* _Task brief_
Pictures do not belong in the copy; restate the records below word for word.

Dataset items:
——

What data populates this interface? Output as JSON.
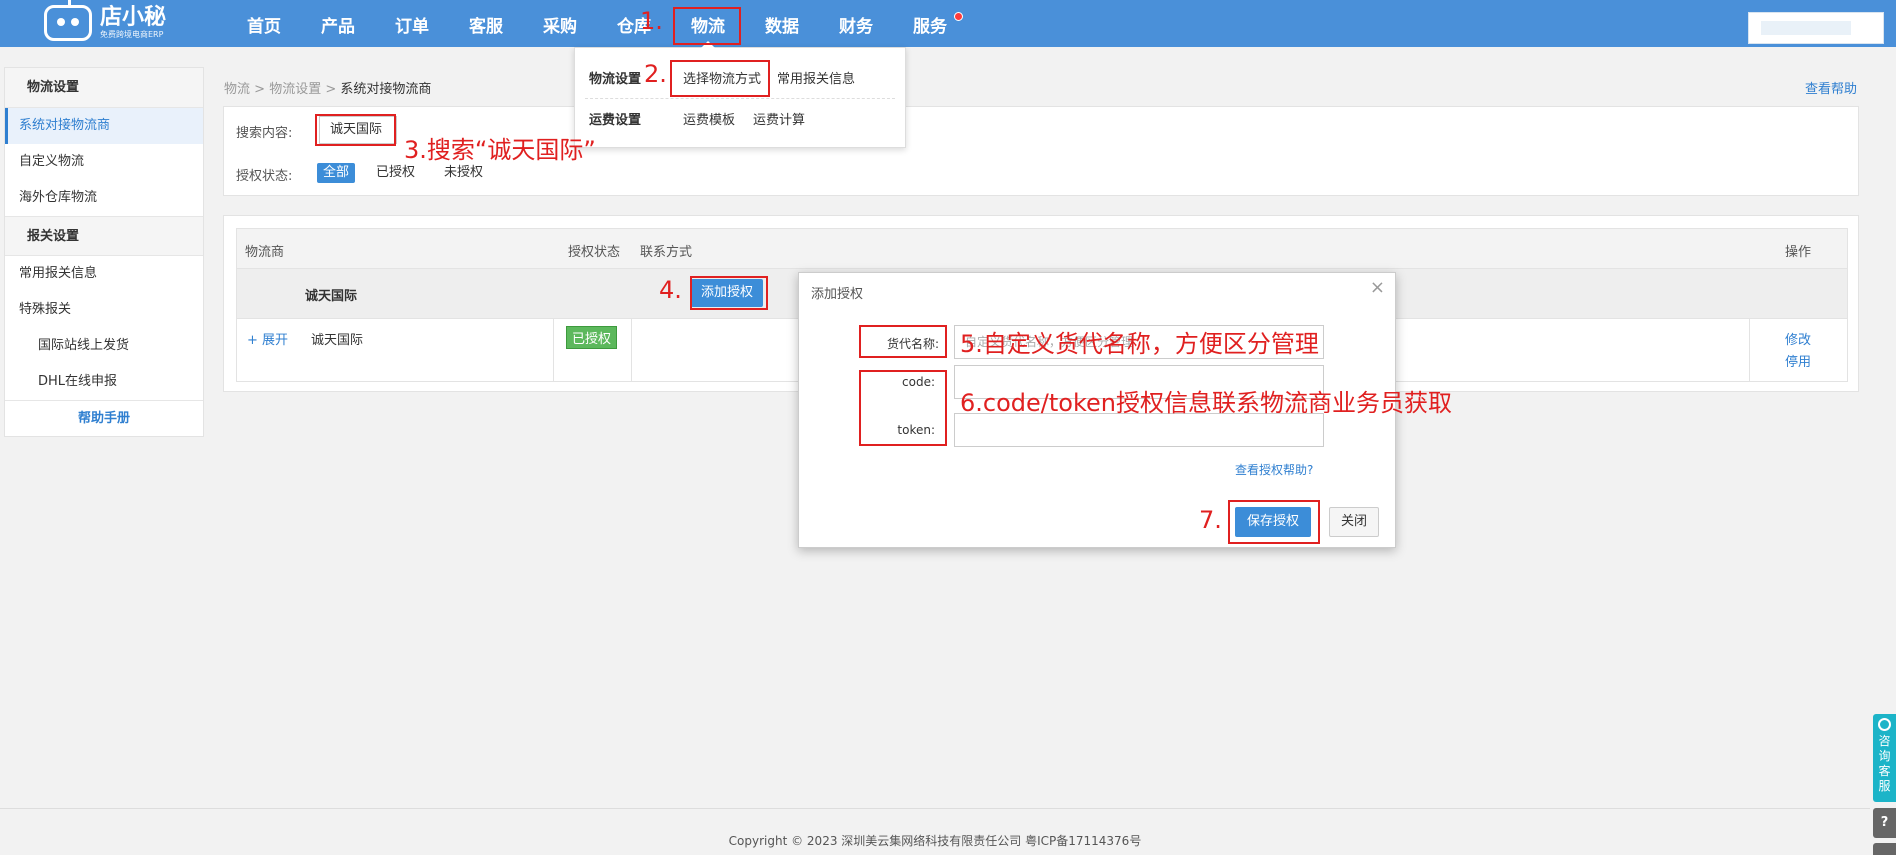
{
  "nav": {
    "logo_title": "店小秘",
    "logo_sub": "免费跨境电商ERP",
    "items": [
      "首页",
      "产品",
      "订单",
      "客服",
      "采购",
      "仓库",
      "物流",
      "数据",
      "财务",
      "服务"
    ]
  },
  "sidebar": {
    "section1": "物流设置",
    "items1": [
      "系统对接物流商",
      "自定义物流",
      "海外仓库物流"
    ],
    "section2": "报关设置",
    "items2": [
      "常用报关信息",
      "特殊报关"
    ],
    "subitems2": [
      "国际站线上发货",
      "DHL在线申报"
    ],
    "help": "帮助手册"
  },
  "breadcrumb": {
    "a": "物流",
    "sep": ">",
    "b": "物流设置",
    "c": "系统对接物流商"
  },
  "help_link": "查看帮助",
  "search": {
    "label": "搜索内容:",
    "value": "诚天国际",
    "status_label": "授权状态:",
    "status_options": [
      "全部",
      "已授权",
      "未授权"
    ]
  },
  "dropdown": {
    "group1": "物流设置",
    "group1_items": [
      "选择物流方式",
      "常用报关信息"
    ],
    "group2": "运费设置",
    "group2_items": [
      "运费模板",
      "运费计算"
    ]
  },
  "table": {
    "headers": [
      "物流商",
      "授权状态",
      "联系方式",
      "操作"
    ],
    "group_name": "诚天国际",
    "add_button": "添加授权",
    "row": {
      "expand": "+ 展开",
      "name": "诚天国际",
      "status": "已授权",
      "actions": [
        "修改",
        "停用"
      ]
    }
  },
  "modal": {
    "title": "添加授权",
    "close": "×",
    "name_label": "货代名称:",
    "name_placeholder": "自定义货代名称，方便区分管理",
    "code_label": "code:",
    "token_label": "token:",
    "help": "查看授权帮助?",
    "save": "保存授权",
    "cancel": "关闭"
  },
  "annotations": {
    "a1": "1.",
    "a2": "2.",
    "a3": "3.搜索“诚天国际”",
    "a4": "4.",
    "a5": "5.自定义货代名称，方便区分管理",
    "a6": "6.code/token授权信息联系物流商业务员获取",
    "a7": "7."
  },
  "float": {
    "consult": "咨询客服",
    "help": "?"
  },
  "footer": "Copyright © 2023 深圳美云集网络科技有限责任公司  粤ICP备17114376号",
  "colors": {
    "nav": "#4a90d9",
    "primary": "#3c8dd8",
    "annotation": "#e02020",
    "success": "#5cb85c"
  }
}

——

* _Solution for this problem_
What data populates this interface? Output as JSON.
{
  "nav": {
    "logo_title": "店小秘",
    "logo_sub": "免费跨境电商ERP",
    "items": [
      "首页",
      "产品",
      "订单",
      "客服",
      "采购",
      "仓库",
      "物流",
      "数据",
      "财务",
      "服务"
    ]
  },
  "sidebar": {
    "section1": "物流设置",
    "items1": [
      "系统对接物流商",
      "自定义物流",
      "海外仓库物流"
    ],
    "section2": "报关设置",
    "items2": [
      "常用报关信息",
      "特殊报关"
    ],
    "subitems2": [
      "国际站线上发货",
      "DHL在线申报"
    ],
    "help": "帮助手册"
  },
  "breadcrumb": {
    "a": "物流",
    "sep": ">",
    "b": "物流设置",
    "c": "系统对接物流商"
  },
  "help_link": "查看帮助",
  "search": {
    "label": "搜索内容:",
    "value": "诚天国际",
    "status_label": "授权状态:",
    "status_options": [
      "全部",
      "已授权",
      "未授权"
    ]
  },
  "dropdown": {
    "group1": "物流设置",
    "group1_items": [
      "选择物流方式",
      "常用报关信息"
    ],
    "group2": "运费设置",
    "group2_items": [
      "运费模板",
      "运费计算"
    ]
  },
  "table": {
    "headers": [
      "物流商",
      "授权状态",
      "联系方式",
      "操作"
    ],
    "group_name": "诚天国际",
    "add_button": "添加授权",
    "row": {
      "expand": "+ 展开",
      "name": "诚天国际",
      "status": "已授权",
      "actions": [
        "修改",
        "停用"
      ]
    }
  },
  "modal": {
    "title": "添加授权",
    "close": "×",
    "name_label": "货代名称:",
    "name_placeholder": "自定义货代名称，方便区分管理",
    "code_label": "code:",
    "token_label": "token:",
    "help": "查看授权帮助?",
    "save": "保存授权",
    "cancel": "关闭"
  },
  "annotations": {
    "a1": "1.",
    "a2": "2.",
    "a3": "3.搜索“诚天国际”",
    "a4": "4.",
    "a5": "5.自定义货代名称，方便区分管理",
    "a6": "6.code/token授权信息联系物流商业务员获取",
    "a7": "7."
  },
  "float": {
    "consult": "咨询客服",
    "help": "?"
  },
  "footer": "Copyright © 2023 深圳美云集网络科技有限责任公司  粤ICP备17114376号",
  "colors": {
    "nav": "#4a90d9",
    "primary": "#3c8dd8",
    "annotation": "#e02020",
    "success": "#5cb85c"
  }
}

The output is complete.